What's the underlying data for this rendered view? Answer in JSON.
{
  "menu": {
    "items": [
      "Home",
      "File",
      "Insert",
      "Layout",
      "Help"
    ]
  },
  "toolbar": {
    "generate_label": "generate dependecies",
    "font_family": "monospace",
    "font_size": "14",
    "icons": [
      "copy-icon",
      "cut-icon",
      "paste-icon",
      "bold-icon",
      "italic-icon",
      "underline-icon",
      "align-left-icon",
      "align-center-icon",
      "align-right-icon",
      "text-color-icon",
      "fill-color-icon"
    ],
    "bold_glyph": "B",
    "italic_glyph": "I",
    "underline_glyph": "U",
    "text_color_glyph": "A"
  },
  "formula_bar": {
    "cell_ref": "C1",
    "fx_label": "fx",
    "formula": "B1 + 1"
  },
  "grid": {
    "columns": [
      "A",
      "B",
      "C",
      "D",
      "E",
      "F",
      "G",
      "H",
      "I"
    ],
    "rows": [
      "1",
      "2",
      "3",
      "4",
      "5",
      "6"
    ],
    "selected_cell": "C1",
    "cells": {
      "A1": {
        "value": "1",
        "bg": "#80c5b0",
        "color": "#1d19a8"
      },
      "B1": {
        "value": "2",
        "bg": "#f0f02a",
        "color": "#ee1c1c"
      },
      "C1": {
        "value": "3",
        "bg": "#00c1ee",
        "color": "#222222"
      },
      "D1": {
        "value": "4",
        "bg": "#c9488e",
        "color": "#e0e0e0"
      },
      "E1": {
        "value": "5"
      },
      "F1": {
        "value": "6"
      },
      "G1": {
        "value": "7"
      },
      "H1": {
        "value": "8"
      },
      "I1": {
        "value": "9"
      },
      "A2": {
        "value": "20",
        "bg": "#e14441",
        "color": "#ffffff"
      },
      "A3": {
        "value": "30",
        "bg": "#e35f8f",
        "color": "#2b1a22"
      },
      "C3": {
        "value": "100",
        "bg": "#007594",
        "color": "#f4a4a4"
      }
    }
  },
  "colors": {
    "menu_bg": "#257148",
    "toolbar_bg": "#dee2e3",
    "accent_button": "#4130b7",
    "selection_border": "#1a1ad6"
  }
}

### EXERCISE
Every entry above should be retyped exactly as shown.

### COMPLETED EXERCISE
What's the underlying data for this rendered view? Answer in JSON.
{
  "menu": {
    "items": [
      "Home",
      "File",
      "Insert",
      "Layout",
      "Help"
    ]
  },
  "toolbar": {
    "generate_label": "generate dependecies",
    "font_family": "monospace",
    "font_size": "14",
    "icons": [
      "copy-icon",
      "cut-icon",
      "paste-icon",
      "bold-icon",
      "italic-icon",
      "underline-icon",
      "align-left-icon",
      "align-center-icon",
      "align-right-icon",
      "text-color-icon",
      "fill-color-icon"
    ],
    "bold_glyph": "B",
    "italic_glyph": "I",
    "underline_glyph": "U",
    "text_color_glyph": "A"
  },
  "formula_bar": {
    "cell_ref": "C1",
    "fx_label": "fx",
    "formula": "B1 + 1"
  },
  "grid": {
    "columns": [
      "A",
      "B",
      "C",
      "D",
      "E",
      "F",
      "G",
      "H",
      "I"
    ],
    "rows": [
      "1",
      "2",
      "3",
      "4",
      "5",
      "6"
    ],
    "selected_cell": "C1",
    "cells": {
      "A1": {
        "value": "1",
        "bg": "#80c5b0",
        "color": "#1d19a8"
      },
      "B1": {
        "value": "2",
        "bg": "#f0f02a",
        "color": "#ee1c1c"
      },
      "C1": {
        "value": "3",
        "bg": "#00c1ee",
        "color": "#222222"
      },
      "D1": {
        "value": "4",
        "bg": "#c9488e",
        "color": "#e0e0e0"
      },
      "E1": {
        "value": "5"
      },
      "F1": {
        "value": "6"
      },
      "G1": {
        "value": "7"
      },
      "H1": {
        "value": "8"
      },
      "I1": {
        "value": "9"
      },
      "A2": {
        "value": "20",
        "bg": "#e14441",
        "color": "#ffffff"
      },
      "A3": {
        "value": "30",
        "bg": "#e35f8f",
        "color": "#2b1a22"
      },
      "C3": {
        "value": "100",
        "bg": "#007594",
        "color": "#f4a4a4"
      }
    }
  },
  "colors": {
    "menu_bg": "#257148",
    "toolbar_bg": "#dee2e3",
    "accent_button": "#4130b7",
    "selection_border": "#1a1ad6"
  }
}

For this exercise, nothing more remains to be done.